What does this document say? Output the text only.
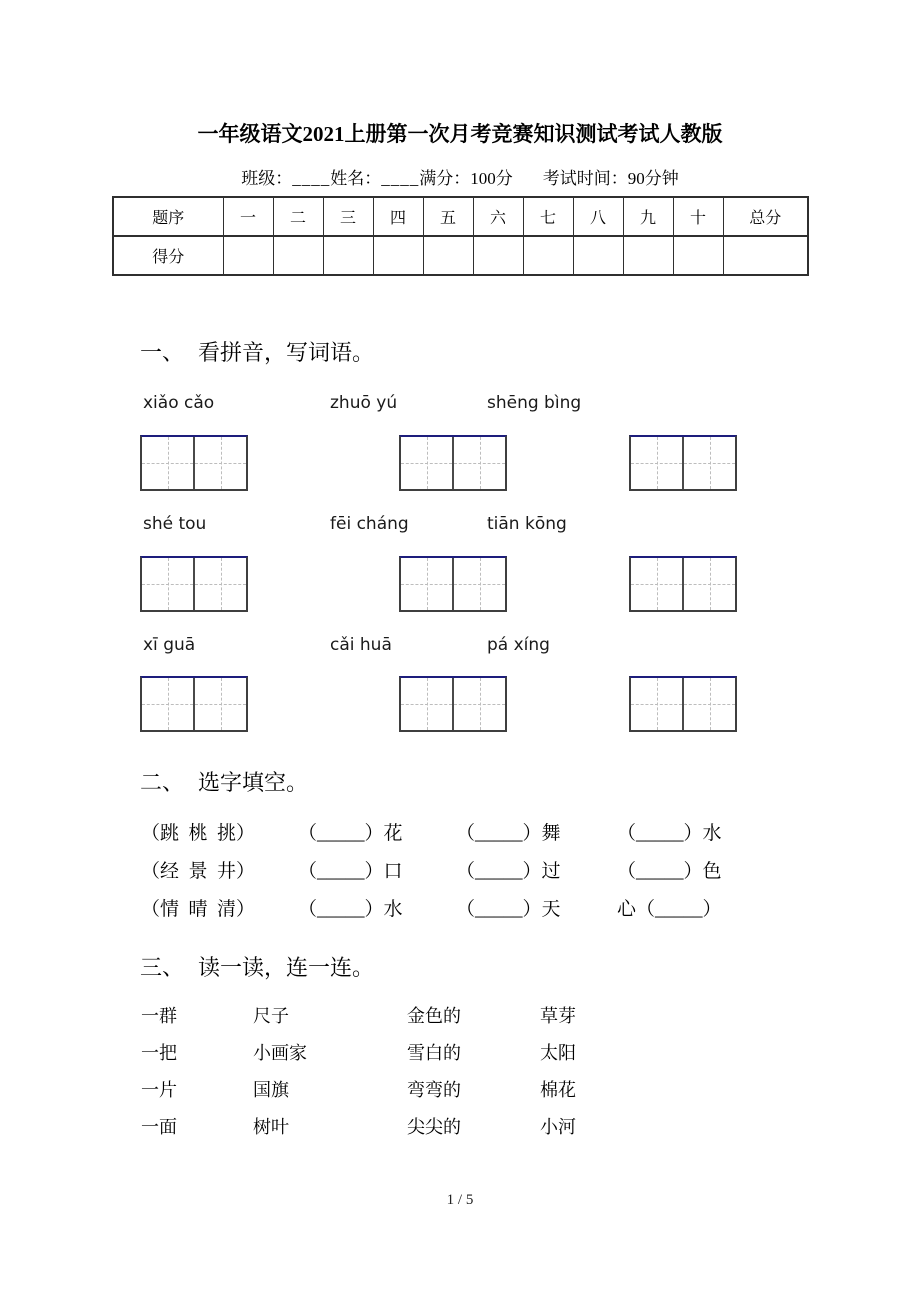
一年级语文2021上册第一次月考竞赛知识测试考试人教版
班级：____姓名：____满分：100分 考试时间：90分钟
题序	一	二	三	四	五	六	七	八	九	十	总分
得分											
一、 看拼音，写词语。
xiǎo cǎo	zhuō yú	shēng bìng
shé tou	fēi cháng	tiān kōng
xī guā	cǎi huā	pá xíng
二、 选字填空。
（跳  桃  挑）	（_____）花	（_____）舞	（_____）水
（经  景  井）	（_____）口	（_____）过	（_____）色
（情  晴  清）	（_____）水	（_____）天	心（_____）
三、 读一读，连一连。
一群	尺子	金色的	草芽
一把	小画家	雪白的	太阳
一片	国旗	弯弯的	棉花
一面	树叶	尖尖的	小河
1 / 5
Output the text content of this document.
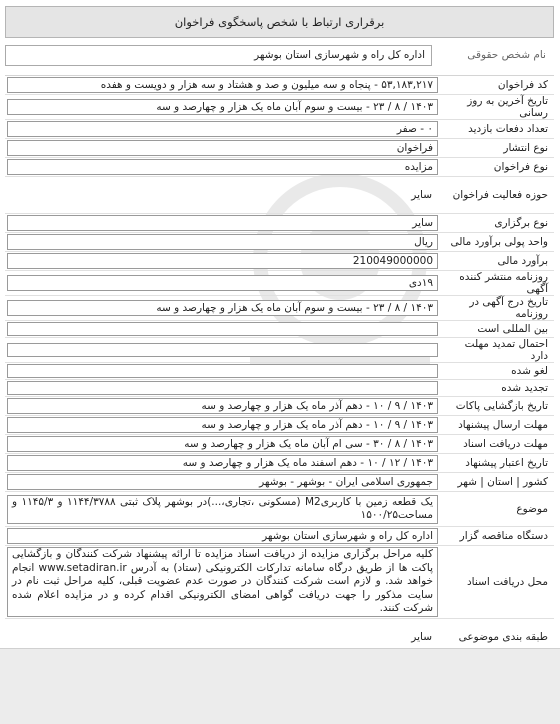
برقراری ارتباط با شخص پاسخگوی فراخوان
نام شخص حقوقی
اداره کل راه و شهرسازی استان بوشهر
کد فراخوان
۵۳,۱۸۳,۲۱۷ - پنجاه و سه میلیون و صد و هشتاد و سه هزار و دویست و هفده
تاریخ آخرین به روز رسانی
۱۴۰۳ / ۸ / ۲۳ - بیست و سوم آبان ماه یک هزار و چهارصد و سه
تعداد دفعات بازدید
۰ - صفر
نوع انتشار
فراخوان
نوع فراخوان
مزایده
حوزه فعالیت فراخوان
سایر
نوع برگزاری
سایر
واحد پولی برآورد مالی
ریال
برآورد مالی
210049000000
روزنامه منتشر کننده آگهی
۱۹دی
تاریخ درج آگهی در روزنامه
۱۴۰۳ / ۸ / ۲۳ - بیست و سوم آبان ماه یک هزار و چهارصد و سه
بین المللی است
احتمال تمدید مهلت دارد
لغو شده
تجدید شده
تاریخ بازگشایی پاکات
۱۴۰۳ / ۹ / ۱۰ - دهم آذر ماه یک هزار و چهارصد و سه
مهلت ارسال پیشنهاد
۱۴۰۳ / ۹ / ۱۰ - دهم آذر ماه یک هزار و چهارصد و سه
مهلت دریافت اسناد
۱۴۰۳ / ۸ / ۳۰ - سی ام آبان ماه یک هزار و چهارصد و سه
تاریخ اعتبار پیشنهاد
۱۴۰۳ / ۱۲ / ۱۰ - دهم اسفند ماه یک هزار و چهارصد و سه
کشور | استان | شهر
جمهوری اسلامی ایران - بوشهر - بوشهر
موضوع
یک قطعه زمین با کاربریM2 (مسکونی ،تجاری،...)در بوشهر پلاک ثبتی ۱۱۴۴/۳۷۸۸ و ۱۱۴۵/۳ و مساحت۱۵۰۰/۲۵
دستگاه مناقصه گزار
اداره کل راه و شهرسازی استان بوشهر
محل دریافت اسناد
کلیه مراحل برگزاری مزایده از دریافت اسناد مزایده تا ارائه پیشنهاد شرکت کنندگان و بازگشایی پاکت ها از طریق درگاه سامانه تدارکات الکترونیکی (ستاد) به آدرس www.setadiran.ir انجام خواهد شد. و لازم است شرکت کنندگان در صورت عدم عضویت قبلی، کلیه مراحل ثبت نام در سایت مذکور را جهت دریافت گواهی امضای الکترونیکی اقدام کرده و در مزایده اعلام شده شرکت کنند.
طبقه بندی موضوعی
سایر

==================================================

=== STATED TASK ===
Your reply is one number: how many lines of the records above contain the word "بازگشایی".

=== FINISHED TASK ===
2